→ **YOUR OBJECTIVE**:
Pull out each line of the data that includes the word "Chla".

* START *

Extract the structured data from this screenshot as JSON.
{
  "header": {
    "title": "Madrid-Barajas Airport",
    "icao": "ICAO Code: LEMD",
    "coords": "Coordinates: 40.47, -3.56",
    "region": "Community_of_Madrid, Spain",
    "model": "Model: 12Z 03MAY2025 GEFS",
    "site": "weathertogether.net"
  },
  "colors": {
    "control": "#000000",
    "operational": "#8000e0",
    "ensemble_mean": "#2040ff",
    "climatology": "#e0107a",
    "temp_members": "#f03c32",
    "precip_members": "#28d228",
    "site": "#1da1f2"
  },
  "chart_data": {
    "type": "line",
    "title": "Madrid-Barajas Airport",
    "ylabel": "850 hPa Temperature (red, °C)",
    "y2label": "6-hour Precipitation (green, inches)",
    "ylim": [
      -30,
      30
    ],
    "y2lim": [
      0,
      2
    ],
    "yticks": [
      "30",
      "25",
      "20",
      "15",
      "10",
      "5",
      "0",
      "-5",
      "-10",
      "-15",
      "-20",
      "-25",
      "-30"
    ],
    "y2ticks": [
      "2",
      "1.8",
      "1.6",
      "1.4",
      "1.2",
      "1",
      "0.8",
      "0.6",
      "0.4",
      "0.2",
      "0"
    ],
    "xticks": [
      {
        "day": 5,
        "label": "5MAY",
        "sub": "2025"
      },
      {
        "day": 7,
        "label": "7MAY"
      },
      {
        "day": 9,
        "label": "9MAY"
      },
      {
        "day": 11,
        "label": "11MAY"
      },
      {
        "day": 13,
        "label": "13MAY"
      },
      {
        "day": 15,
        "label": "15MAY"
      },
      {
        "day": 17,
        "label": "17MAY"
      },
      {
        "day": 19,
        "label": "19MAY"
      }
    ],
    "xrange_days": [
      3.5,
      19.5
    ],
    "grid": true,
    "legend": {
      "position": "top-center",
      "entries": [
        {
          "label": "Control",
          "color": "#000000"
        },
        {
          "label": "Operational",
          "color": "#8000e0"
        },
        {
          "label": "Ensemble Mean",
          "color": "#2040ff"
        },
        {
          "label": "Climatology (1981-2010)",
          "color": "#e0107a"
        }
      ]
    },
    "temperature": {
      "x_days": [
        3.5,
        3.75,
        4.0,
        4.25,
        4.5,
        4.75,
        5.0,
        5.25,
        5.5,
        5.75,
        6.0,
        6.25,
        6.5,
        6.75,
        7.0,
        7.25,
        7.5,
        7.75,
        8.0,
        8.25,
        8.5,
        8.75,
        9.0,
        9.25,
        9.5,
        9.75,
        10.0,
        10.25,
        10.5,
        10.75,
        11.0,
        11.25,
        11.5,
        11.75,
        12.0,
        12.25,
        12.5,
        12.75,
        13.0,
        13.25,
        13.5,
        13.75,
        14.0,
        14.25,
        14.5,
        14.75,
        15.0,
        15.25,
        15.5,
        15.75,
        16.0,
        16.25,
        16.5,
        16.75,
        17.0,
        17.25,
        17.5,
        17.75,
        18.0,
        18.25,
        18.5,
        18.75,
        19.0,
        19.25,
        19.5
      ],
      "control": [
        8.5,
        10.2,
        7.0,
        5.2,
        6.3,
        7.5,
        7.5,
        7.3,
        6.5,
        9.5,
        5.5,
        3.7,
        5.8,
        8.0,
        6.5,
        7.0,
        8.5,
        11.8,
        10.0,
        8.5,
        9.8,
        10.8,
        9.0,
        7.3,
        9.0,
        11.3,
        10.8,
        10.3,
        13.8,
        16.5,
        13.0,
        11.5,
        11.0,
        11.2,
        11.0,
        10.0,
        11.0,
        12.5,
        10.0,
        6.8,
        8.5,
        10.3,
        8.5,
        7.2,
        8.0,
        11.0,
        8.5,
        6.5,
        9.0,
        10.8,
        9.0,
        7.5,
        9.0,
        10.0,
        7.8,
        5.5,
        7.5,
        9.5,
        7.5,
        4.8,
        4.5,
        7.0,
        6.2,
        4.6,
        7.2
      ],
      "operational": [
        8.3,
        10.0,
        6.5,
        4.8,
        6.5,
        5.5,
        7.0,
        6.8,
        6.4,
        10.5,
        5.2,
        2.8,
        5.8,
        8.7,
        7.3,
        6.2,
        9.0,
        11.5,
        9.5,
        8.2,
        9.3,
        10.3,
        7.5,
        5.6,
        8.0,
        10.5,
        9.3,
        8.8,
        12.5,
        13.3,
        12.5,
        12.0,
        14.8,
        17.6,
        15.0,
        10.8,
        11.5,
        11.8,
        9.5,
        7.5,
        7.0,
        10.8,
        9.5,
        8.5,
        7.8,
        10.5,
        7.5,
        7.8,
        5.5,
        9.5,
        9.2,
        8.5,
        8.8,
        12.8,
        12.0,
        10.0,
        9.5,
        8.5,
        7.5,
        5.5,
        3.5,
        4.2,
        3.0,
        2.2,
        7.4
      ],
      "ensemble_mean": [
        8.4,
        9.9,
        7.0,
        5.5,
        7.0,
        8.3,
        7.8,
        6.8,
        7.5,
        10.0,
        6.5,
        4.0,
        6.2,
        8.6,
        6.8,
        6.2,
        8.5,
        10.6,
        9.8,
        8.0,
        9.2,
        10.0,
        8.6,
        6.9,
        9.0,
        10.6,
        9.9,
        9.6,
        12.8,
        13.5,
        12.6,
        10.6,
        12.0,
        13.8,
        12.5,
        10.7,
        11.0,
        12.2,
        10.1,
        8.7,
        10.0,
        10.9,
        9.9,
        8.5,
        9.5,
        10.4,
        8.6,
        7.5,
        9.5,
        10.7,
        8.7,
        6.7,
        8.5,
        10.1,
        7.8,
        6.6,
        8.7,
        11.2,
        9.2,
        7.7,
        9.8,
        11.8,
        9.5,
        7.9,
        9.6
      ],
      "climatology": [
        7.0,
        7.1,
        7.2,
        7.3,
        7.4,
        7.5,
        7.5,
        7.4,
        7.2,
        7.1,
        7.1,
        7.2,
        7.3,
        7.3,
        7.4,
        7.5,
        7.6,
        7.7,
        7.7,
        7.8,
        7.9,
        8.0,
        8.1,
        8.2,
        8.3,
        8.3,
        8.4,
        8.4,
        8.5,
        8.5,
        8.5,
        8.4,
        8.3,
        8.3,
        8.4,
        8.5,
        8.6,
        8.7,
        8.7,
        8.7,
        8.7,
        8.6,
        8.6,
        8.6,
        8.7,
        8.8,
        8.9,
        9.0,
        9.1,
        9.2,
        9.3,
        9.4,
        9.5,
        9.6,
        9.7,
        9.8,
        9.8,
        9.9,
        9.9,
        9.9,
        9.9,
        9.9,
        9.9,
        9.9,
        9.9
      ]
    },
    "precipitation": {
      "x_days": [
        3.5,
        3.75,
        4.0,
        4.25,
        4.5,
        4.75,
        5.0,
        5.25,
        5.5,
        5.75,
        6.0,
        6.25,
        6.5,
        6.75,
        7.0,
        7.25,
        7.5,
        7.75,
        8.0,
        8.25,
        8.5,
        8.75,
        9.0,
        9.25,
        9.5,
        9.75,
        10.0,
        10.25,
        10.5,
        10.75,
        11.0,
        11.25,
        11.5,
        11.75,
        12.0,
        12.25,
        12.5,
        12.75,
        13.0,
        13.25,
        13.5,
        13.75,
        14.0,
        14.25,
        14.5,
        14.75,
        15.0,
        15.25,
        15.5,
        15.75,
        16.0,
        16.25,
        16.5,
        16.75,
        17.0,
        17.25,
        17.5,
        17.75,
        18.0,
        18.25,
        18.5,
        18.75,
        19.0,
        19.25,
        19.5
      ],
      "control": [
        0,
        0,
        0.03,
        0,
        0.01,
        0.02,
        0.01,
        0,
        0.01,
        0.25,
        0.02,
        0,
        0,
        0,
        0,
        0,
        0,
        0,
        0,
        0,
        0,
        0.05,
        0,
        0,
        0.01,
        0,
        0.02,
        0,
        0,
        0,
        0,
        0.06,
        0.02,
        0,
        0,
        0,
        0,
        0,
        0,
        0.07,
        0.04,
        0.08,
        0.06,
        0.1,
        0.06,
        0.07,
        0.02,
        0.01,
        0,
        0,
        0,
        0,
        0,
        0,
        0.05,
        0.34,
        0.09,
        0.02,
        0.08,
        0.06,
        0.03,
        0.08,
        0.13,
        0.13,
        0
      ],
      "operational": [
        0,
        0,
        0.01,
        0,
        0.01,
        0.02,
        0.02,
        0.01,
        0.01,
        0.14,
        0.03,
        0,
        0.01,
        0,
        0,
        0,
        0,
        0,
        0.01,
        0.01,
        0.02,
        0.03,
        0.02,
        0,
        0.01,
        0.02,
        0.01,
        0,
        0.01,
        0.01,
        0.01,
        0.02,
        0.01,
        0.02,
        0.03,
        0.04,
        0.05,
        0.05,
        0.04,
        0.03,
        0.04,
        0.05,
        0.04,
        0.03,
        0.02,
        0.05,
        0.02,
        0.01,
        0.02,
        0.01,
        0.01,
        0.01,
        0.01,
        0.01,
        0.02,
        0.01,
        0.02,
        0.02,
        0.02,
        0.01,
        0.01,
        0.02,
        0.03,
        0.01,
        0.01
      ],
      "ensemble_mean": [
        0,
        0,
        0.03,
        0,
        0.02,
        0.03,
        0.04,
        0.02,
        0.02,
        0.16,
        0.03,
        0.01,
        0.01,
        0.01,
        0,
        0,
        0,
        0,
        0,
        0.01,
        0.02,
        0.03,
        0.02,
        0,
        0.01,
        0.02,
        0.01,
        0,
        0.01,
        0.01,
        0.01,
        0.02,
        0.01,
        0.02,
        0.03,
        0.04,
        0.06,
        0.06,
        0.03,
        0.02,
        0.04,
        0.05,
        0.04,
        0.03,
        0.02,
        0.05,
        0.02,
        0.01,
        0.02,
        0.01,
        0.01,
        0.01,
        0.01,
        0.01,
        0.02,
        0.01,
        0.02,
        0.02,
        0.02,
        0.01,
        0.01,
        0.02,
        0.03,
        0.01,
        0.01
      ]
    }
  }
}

* END *
* START *

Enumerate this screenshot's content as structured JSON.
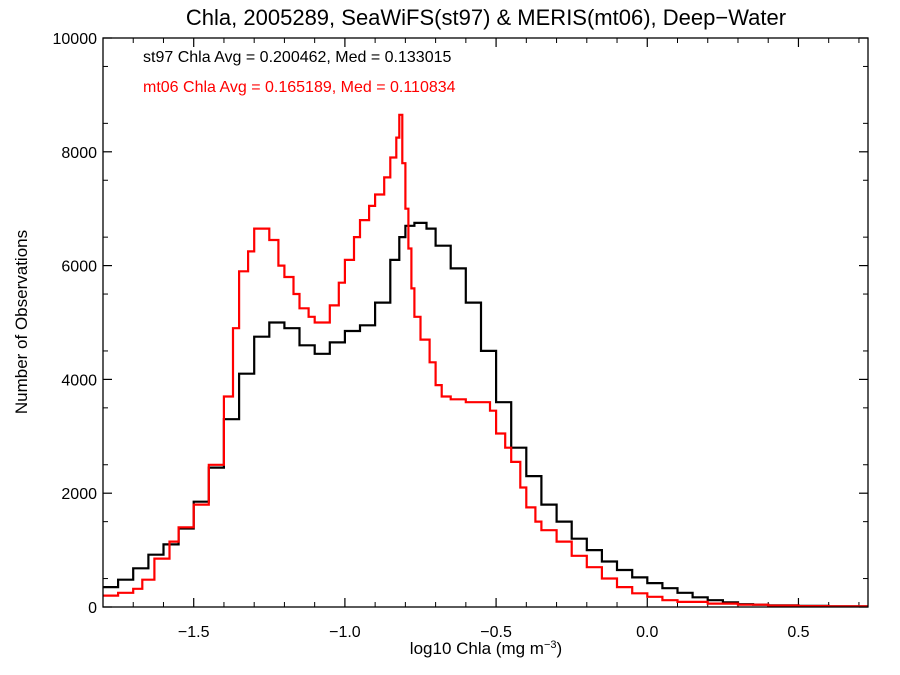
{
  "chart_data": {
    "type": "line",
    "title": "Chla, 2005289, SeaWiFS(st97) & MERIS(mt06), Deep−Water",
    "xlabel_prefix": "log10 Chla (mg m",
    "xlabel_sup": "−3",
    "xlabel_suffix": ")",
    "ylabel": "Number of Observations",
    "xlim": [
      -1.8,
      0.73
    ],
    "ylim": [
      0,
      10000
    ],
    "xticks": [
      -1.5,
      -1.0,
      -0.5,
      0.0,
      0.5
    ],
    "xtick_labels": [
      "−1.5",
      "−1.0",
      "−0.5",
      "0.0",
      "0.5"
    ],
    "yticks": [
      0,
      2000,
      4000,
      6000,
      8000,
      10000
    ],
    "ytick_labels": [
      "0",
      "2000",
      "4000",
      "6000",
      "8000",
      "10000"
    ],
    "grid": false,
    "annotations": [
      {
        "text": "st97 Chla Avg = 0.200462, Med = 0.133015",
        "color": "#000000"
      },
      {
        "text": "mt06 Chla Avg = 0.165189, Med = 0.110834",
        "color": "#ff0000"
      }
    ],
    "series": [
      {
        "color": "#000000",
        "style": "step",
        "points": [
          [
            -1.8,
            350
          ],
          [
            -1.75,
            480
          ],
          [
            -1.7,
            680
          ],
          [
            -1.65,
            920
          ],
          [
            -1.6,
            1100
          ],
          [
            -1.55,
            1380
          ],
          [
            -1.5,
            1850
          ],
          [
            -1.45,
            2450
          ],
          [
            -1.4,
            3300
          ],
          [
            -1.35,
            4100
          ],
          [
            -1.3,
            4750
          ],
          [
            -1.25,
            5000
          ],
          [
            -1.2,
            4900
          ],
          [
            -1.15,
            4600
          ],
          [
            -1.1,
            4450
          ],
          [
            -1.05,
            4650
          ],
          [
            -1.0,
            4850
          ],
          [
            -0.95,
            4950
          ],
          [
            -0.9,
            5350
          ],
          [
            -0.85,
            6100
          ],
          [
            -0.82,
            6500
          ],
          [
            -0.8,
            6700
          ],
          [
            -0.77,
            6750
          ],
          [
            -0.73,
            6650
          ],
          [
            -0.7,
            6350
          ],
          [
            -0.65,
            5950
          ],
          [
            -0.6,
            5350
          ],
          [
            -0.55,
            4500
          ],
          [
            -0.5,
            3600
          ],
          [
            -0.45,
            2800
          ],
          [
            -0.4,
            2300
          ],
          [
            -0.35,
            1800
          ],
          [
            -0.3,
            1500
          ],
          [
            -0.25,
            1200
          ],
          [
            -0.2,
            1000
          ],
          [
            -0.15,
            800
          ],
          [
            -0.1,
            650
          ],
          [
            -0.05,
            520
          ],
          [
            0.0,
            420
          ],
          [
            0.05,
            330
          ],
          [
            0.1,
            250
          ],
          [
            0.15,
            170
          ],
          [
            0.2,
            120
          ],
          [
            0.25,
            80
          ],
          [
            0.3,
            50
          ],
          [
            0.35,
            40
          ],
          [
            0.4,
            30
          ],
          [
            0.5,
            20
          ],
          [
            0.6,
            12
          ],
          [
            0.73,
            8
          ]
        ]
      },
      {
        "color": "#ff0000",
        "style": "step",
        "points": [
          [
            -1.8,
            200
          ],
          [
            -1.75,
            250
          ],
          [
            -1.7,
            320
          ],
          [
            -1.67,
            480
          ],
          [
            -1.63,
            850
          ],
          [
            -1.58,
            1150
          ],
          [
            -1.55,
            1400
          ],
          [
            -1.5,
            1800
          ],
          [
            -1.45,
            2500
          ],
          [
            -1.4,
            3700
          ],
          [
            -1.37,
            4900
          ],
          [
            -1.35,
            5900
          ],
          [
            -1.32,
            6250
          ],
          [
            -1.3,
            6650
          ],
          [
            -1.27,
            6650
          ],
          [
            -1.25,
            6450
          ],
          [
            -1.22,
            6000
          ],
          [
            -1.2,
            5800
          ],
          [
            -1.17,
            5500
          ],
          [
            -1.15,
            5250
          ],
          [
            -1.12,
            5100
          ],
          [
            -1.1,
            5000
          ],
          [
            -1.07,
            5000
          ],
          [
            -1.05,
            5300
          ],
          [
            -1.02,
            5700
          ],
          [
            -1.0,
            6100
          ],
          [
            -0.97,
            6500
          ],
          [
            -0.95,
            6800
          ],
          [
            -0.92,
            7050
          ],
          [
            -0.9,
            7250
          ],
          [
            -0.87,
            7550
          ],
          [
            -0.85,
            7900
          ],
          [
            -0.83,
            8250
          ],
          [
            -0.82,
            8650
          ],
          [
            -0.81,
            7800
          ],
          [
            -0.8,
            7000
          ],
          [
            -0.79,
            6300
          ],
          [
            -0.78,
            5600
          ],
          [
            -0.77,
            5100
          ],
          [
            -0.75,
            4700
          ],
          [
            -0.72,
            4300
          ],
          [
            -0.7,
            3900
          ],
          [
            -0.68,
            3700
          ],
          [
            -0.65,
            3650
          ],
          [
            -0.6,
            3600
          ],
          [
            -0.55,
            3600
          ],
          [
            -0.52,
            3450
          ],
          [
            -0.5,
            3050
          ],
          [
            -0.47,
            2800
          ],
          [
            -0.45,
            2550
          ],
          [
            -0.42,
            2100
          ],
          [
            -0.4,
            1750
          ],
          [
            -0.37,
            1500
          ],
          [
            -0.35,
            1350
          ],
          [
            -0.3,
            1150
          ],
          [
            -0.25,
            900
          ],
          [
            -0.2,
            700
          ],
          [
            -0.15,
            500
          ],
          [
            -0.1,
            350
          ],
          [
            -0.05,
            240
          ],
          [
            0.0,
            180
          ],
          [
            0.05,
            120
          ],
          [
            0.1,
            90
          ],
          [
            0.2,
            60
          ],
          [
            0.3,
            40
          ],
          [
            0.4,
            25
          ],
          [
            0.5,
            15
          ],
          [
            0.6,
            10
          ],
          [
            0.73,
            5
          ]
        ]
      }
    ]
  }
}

* END *

→ **RESULT BELOW**:
    "title": "Chla, 2005289, SeaWiFS(st97) & MERIS(mt06), Deep−Water",
    "xlabel_prefix": "log10 Chla (mg m",
        "text": "st97 Chla Avg = 0.200462, Med = 0.133015",
        "text": "mt06 Chla Avg = 0.165189, Med = 0.110834",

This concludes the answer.